__WHAT NEEDS TO BE DONE__: Report every line in the listing that contains the string "complet".

# START OF EXTRACTED INFORMATION

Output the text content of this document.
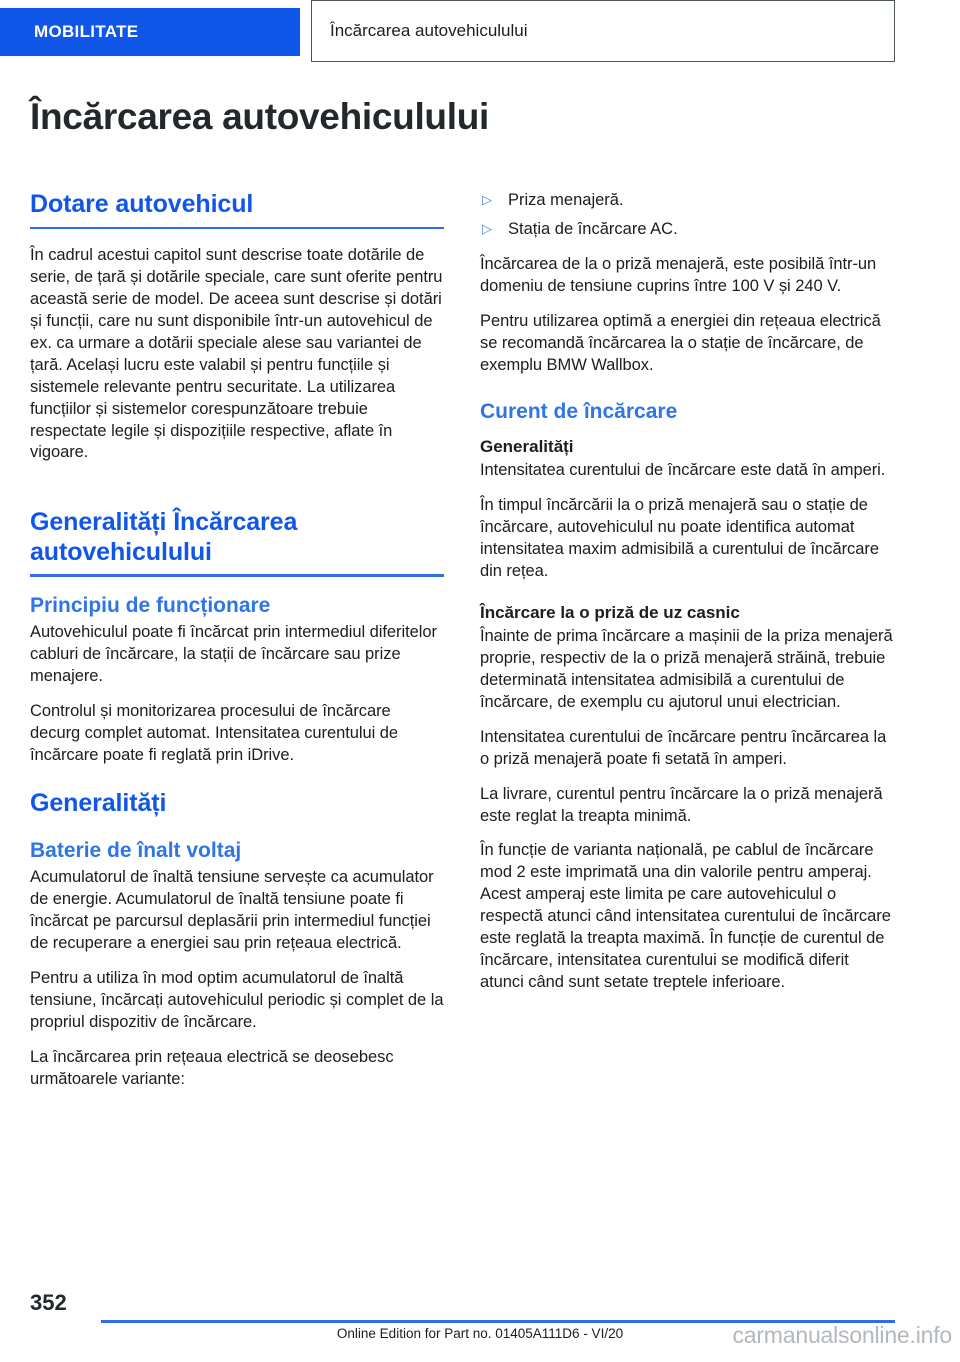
MOBILITATE	Încărcarea autovehiculului
Încărcarea autovehiculului
Dotare autovehicul

În cadrul acestui capitol sunt descrise toate dotările de serie, de țară și dotările speciale, care sunt oferite pentru această serie de model. De aceea sunt descrise și dotări și funcții, care nu sunt disponibile într-un autovehicul de ex. ca urmare a dotării speciale alese sau variantei de țară. Același lucru este valabil și pentru funcțiile și sistemele relevante pentru securitate. La utilizarea funcțiilor și sistemelor corespunzătoare trebuie respectate legile și dispozițiile respective, aflate în vigoare.

Generalități Încărcarea autovehiculului
Principiu de funcționare

Autovehiculul poate fi încărcat prin intermediul diferitelor cabluri de încărcare, la stații de încărcare sau prize menajere.

Controlul și monitorizarea procesului de încărcare decurg complet automat. Intensitatea curentului de încărcare poate fi reglată prin iDrive.

Generalități
Baterie de înalt voltaj

Acumulatorul de înaltă tensiune servește ca acumulator de energie. Acumulatorul de înaltă tensiune poate fi încărcat pe parcursul deplasării prin intermediul funcției de recuperare a energiei sau prin rețeaua electrică.

Pentru a utiliza în mod optim acumulatorul de înaltă tensiune, încărcați autovehiculul periodic și complet de la propriul dispozitiv de încărcare.

La încărcarea prin rețeaua electrică se deosebesc următoarele variante:

▷ Priza menajeră.
▷ Stația de încărcare AC.

Încărcarea de la o priză menajeră, este posibilă într-un domeniu de tensiune cuprins între 100 V și 240 V.

Pentru utilizarea optimă a energiei din rețeaua electrică se recomandă încărcarea la o stație de încărcare, de exemplu BMW Wallbox.

Curent de încărcare
Generalități

Intensitatea curentului de încărcare este dată în amperi.

În timpul încărcării la o priză menajeră sau o stație de încărcare, autovehiculul nu poate identifica automat intensitatea maxim admisibilă a curentului de încărcare din rețea.

Încărcare la o priză de uz casnic

Înainte de prima încărcare a mașinii de la priza menajeră proprie, respectiv de la o priză menajeră străină, trebuie determinată intensitatea admisibilă a curentului de încărcare, de exemplu cu ajutorul unui electrician.

Intensitatea curentului de încărcare pentru încărcarea la o priză menajeră poate fi setată în amperi.

La livrare, curentul pentru încărcare la o priză menajeră este reglat la treapta minimă.

În funcție de varianta națională, pe cablul de încărcare mod 2 este imprimată una din valorile pentru amperaj. Acest amperaj este limita pe care autovehiculul o respectă atunci când intensitatea curentului de încărcare este reglată la treapta maximă. În funcție de curentul de încărcare, intensitatea curentului se modifică diferit atunci când sunt setate treptele inferioare.

352
Online Edition for Part no. 01405A111D6 - VI/20	carmanualsonline.info
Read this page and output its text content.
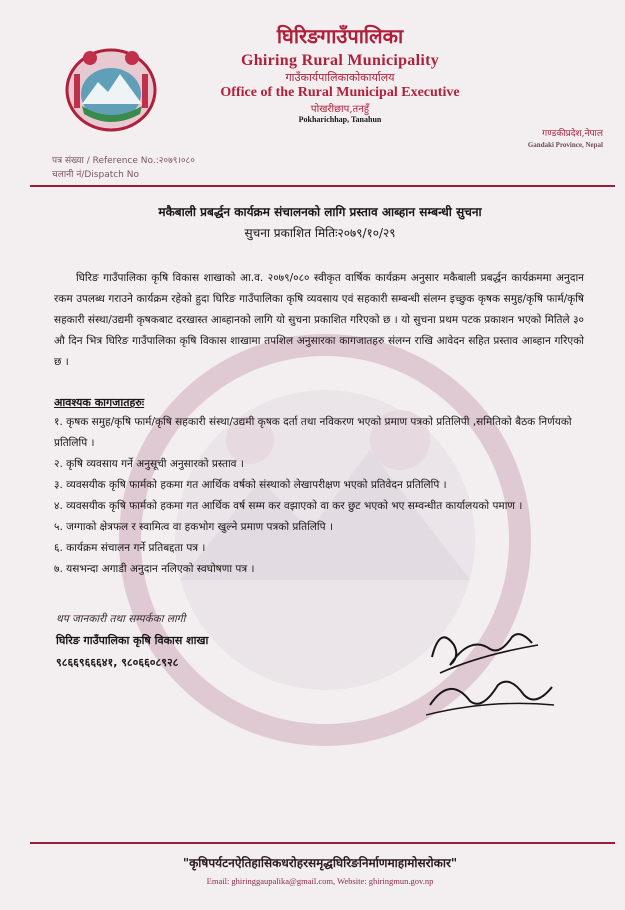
घिरिङगाउँपालिका
Ghiring Rural Municipality
गाउँकार्यपालिकाकोकार्यालय
Office of the Rural Municipal Executive
पोखरीछाप,तनहुँ
Pokharichhap, Tanahun
गण्डकीप्रदेश,नेपाल
Gandaki Province, Nepal
पत्र संख्या / Reference No.:२०७९।०८०
चलानी नं/Dispatch No
मकैबाली प्रबर्द्धन कार्यक्रम संचालनको लागि प्रस्ताव आब्हान सम्बन्धी सुचना
सुचना प्रकाशित मितिः२०७९/१०/२९
घिरिङ गाउँपालिका कृषि विकास शाखाको आ.व. २०७९/०८० स्वीकृत वार्षिक कार्यक्रम अनुसार मकैबाली प्रबर्द्धन कार्यक्रममा अनुदान रकम उपलब्ध गराउने कार्यक्रम रहेको हुदा घिरिङ गाउँपालिका कृषि व्यवसाय एवं सहकारी सम्बन्धी संलग्न इच्छुक कृषक समुह/कृषि फार्म/कृषि सहकारी संस्था/उद्यमी कृषकबाट दरखास्त आब्हानको लागि यो सुचना प्रकाशित गरिएको छ । यो सुचना प्रथम पटक प्रकाशन भएको मितिले ३० औ दिन भित्र घिरिङ गाउँपालिका कृषि विकास शाखामा तपशिल अनुसारका कागजातहरु संलग्न राखि आवेदन सहित प्रस्ताव आब्हान गरिएको छ ।
आवश्यक कागजातहरुः
१. कृषक समुह/कृषि फार्म/कृषि सहकारी संस्था/उद्यमी कृषक दर्ता तथा नविकरण भएको प्रमाण पत्रको प्रतिलिपी ,समितिको बैठक निर्णयको प्रतिलिपि ।
२. कृषि व्यवसाय गर्ने अनुसूची अनुसारको प्रस्ताव ।
३. व्यवसयीक कृषि फार्मको हकमा गत आर्थिक वर्षको संस्थाको लेखापरीक्षण भएको प्रतिवेदन प्रतिलिपि ।
४. व्यवसयीक कृषि फार्मको हकमा गत आर्थिक वर्ष सम्म कर वझाएको वा कर छुट भएको भए सम्वन्धीत कार्यालयको पमाण ।
५. जग्गाको क्षेत्रफल र स्वामित्व वा हकभोग खुल्ने प्रमाण पत्रको प्रतिलिपि ।
६. कार्यक्रम संचालन गर्ने प्रतिबद्दता पत्र ।
७. यसभन्दा अगाडी अनुदान नलिएको स्वघोषणा पत्र ।
थप जानकारी तथा सम्पर्कका लागी
घिरिङ गाउँपालिका कृषि विकास शाखा
९८६६९६६६४१, ९८०६६०८९२८
"कृषिपर्यटनऐतिहासिकधरोहरसमृद्धघिरिङनिर्माणमाहामोसरोकार"
Email: ghiringgaupalika@gmail.com, Website: ghiringmun.gov.np
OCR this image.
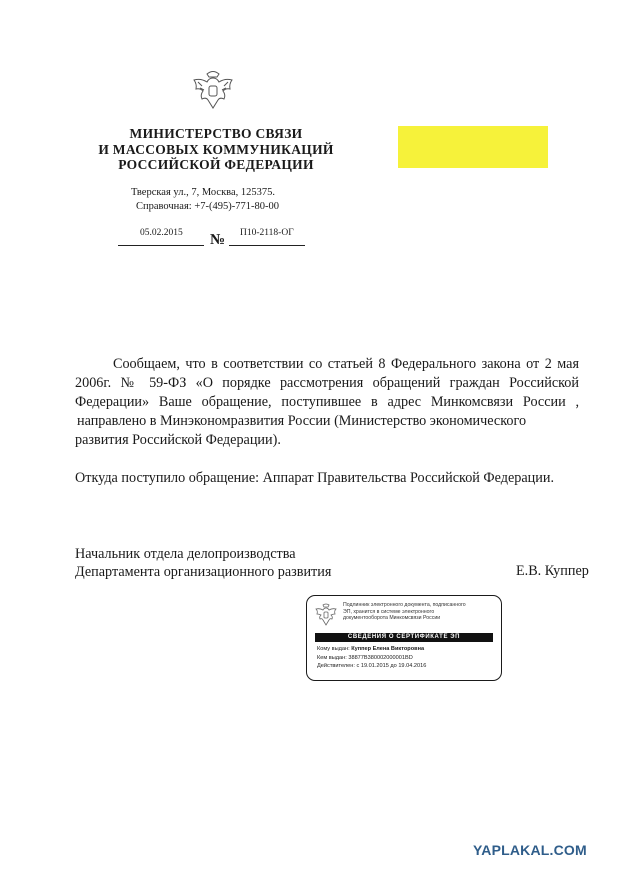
МИНИСТЕРСТВО СВЯЗИ
И МАССОВЫХ КОММУНИКАЦИЙ
РОССИЙСКОЙ ФЕДЕРАЦИИ
Тверская ул., 7, Москва, 125375.
Справочная: +7-(495)-771-80-00
05.02.2015 № П10-2118-ОГ
Сообщаем, что в соответствии со статьей 8 Федерального закона от 2 мая
2006г. № 59-ФЗ «О порядке рассмотрения обращений граждан Российской
Федерации» Ваше обращение, поступившее в адрес Минкомсвязи России ,
направлено в Минэкономразвития России (Министерство экономического
развития Российской Федерации).
Откуда поступило обращение: Аппарат Правительства Российской Федерации.
Начальник отдела делопроизводства
Департамента организационного развития	Е.В. Куппер
Подлинник электронного документа, подписанного
ЭП, хранится в системе электронного
документооборота Минкомсвязи России
СВЕДЕНИЯ О СЕРТИФИКАТЕ ЭП
Кому выдан: Куппер Елена Викторовна
Кем выдан: 38877B380002000001BD
Действителен: с 19.01.2015 до 19.04.2016
YAPLAKAL.COM
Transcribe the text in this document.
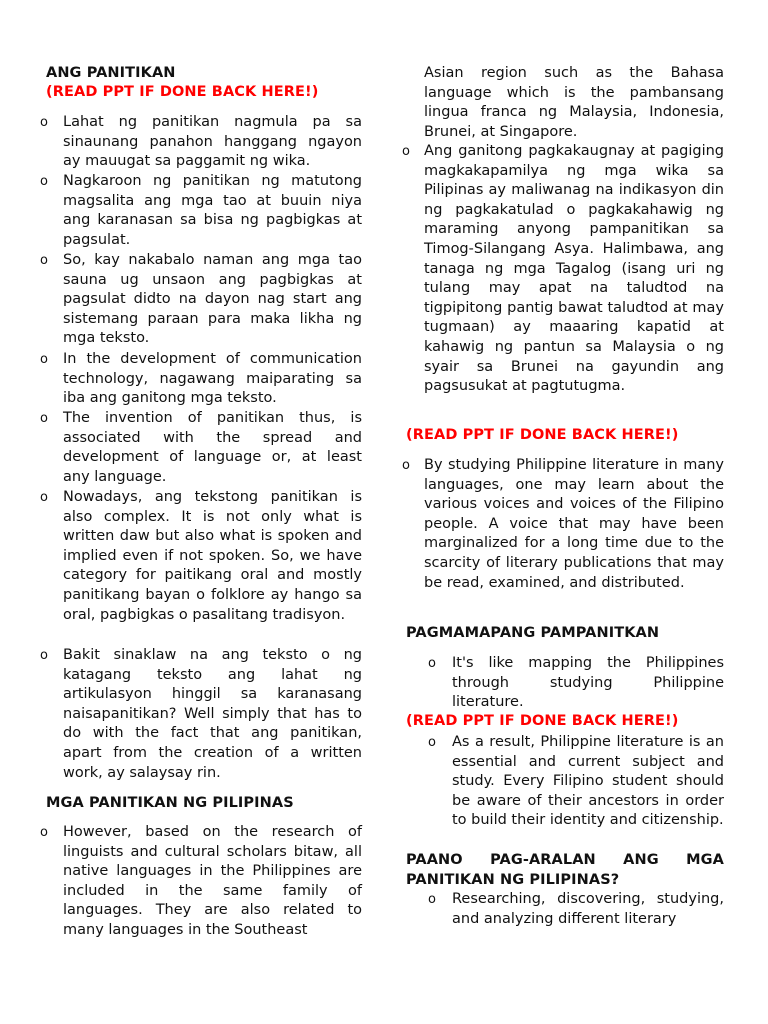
ANG PANITIKAN
(READ PPT IF DONE BACK HERE!)
o Lahat ng panitikan nagmula pa sa sinaunang panahon hanggang ngayon ay mauugat sa paggamit ng wika.
o Nagkaroon ng panitikan ng matutong magsalita ang mga tao at buuin niya ang karanasan sa bisa ng pagbigkas at pagsulat.
o So, kay nakabalo naman ang mga tao sauna ug unsaon ang pagbigkas at pagsulat didto na dayon nag start ang sistemang paraan para maka likha ng mga teksto.
o In the development of communication technology, nagawang maiparating sa iba ang ganitong mga teksto.
o The invention of panitikan thus, is associated with the spread and development of language or, at least any language.
o Nowadays, ang tekstong panitikan is also complex. It is not only what is written daw but also what is spoken and implied even if not spoken. So, we have category for paitikang oral and mostly panitikang bayan o folklore ay hango sa oral, pagbigkas o pasalitang tradisyon.
o Bakit sinaklaw na ang teksto o ng katagang teksto ang lahat ng artikulasyon hinggil sa karanasang naisapanitikan? Well simply that has to do with the fact that ang panitikan, apart from the creation of a written work, ay salaysay rin.
MGA PANITIKAN NG PILIPINAS
o However, based on the research of linguists and cultural scholars bitaw, all native languages in the Philippines are included in the same family of languages. They are also related to many languages in the Southeast
Asian region such as the Bahasa language which is the pambansang lingua franca ng Malaysia, Indonesia, Brunei, at Singapore.
o Ang ganitong pagkakaugnay at pagiging magkakapamilya ng mga wika sa Pilipinas ay maliwanag na indikasyon din ng pagkakatulad o pagkakahawig ng maraming anyong pampanitikan sa Timog-Silangang Asya. Halimbawa, ang tanaga ng mga Tagalog (isang uri ng tulang may apat na taludtod na tigpipitong pantig bawat taludtod at may tugmaan) ay maaaring kapatid at kahawig ng pantun sa Malaysia o ng syair sa Brunei na gayundin ang pagsusukat at pagtutugma.
(READ PPT IF DONE BACK HERE!)
o By studying Philippine literature in many languages, one may learn about the various voices and voices of the Filipino people. A voice that may have been marginalized for a long time due to the scarcity of literary publications that may be read, examined, and distributed.
PAGMAMAPANG PAMPANITKAN
o It's like mapping the Philippines through studying Philippine literature.
(READ PPT IF DONE BACK HERE!)
o As a result, Philippine literature is an essential and current subject and study. Every Filipino student should be aware of their ancestors in order to build their identity and citizenship.
PAANO PAG-ARALAN ANG MGA PANITIKAN NG PILIPINAS?
o Researching, discovering, studying, and analyzing different literary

# END OF EXTRACTED INFORMATION

__RESULT OF THIS EXERCISE__:
Controlul și monitorizarea procesului de încărcare decurg complet automat. Intensitatea curentului de încărcare poate fi reglată prin iDrive.
Pentru a utiliza în mod optim acumulatorul de înaltă tensiune, încărcați autovehiculul periodic și complet de la propriul dispozitiv de încărcare.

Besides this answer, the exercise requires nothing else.